## EXERCISE REQUIREMENTS
Please repeat the lines from the start of the lines through the line containing "project-level-label: Project Level", word for word.

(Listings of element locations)
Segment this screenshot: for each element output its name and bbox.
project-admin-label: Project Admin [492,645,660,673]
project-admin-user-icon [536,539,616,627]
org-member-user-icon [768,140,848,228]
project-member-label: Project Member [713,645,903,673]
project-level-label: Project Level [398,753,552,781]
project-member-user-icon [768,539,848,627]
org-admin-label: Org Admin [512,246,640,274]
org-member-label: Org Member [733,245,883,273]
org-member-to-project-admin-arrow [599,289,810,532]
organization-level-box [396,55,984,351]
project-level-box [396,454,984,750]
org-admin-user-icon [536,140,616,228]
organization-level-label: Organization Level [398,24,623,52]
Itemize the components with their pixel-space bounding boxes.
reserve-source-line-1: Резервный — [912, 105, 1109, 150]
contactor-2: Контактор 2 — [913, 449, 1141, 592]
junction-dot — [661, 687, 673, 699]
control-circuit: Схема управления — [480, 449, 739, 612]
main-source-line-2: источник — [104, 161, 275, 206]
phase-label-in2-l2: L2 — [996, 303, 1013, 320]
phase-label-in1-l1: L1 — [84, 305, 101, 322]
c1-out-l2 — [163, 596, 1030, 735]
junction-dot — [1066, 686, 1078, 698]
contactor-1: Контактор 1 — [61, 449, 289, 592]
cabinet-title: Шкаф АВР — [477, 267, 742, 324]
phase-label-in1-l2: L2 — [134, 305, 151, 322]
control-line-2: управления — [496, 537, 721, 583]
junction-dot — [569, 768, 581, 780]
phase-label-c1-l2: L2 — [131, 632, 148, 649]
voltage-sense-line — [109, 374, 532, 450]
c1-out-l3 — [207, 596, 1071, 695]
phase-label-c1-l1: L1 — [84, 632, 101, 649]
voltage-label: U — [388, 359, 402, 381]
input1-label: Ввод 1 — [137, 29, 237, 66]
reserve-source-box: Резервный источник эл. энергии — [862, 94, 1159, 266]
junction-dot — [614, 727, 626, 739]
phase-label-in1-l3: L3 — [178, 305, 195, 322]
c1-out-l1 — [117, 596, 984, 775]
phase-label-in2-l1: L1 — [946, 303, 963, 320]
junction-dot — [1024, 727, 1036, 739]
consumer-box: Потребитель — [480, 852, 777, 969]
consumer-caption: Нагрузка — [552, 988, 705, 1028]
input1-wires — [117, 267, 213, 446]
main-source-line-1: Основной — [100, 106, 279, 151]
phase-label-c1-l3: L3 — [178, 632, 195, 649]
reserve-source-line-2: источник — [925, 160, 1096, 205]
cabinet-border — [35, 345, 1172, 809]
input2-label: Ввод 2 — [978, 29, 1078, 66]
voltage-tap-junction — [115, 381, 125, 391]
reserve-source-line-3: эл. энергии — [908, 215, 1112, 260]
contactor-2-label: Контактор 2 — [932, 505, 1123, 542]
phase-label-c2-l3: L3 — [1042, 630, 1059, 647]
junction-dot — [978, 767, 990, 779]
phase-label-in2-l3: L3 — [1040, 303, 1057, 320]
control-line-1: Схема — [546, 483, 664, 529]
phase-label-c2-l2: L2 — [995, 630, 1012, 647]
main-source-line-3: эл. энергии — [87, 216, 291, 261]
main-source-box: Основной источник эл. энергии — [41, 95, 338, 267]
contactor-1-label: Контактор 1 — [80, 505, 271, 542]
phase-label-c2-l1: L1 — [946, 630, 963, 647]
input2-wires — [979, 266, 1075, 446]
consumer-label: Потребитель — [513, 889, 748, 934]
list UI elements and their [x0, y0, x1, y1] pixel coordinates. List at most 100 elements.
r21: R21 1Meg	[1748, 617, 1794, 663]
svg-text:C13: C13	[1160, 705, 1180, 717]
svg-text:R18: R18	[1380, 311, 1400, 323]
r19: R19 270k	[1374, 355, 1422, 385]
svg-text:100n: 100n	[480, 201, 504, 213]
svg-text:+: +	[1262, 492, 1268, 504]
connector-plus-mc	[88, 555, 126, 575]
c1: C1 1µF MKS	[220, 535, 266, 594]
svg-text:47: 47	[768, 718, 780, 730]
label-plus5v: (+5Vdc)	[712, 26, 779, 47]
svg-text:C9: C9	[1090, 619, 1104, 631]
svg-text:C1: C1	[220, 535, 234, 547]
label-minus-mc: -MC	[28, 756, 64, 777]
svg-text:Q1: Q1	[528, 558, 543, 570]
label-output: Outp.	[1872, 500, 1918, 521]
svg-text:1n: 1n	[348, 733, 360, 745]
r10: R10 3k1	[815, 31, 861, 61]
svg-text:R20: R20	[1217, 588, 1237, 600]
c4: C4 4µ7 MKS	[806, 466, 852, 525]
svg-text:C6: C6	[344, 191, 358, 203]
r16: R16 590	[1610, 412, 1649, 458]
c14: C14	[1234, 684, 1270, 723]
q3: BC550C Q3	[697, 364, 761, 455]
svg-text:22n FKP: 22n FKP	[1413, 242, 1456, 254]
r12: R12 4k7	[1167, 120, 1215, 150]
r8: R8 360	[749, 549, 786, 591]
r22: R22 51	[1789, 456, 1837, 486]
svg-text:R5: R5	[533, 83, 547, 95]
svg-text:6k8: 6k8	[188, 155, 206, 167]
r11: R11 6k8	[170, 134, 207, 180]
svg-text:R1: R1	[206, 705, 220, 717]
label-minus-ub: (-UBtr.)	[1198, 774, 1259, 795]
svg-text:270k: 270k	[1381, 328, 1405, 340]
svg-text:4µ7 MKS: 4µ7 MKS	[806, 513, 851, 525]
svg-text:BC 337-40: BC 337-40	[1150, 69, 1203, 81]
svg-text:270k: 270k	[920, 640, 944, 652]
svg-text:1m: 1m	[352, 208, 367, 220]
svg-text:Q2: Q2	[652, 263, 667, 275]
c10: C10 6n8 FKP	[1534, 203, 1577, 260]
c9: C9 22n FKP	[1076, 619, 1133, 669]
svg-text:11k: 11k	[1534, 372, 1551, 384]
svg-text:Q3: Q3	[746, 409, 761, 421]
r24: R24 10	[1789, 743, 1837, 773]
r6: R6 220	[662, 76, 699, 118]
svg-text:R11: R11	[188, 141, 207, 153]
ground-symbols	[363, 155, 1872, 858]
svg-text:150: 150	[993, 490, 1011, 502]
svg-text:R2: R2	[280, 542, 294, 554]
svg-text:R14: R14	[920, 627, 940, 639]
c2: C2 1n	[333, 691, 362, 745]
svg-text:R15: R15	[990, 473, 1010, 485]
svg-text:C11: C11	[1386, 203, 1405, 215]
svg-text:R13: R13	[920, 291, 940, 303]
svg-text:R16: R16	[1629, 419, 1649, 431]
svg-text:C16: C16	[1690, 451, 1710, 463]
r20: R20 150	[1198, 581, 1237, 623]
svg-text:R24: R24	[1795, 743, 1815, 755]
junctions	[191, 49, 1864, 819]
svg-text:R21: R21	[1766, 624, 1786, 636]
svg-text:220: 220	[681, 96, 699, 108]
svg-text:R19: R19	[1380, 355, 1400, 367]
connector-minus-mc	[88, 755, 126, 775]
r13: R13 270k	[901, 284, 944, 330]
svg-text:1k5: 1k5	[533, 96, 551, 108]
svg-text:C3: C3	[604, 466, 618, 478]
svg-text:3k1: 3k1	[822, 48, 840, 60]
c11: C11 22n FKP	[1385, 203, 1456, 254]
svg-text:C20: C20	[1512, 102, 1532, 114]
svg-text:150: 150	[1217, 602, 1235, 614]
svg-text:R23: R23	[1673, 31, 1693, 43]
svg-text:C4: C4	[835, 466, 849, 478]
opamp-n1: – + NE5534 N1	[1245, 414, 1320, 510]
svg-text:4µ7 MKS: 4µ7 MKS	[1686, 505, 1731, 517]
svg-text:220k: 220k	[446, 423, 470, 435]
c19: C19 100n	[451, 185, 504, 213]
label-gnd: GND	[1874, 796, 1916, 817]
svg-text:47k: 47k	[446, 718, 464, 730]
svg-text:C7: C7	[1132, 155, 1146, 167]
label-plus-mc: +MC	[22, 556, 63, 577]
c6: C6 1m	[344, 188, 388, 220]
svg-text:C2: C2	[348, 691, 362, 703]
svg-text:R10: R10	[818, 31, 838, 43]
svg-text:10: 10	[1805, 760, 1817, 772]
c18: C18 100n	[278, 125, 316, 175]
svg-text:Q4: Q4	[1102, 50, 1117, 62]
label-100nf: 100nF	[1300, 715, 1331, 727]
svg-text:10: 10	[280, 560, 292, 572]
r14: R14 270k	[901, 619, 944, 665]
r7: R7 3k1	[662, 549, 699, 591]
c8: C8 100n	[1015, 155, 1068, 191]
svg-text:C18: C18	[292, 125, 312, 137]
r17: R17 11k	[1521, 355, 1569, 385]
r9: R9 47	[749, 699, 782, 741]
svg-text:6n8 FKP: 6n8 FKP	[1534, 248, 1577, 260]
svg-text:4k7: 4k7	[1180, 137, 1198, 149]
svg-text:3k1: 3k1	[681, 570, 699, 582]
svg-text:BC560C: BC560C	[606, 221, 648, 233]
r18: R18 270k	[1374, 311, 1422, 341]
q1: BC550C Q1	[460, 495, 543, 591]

## RESULT
Segment this screenshot: for each element output its name and bbox.
project-admin-label: Project Admin [492,645,660,673]
project-admin-user-icon [536,539,616,627]
org-member-user-icon [768,140,848,228]
project-member-label: Project Member [713,645,903,673]
project-level-label: Project Level [398,753,552,781]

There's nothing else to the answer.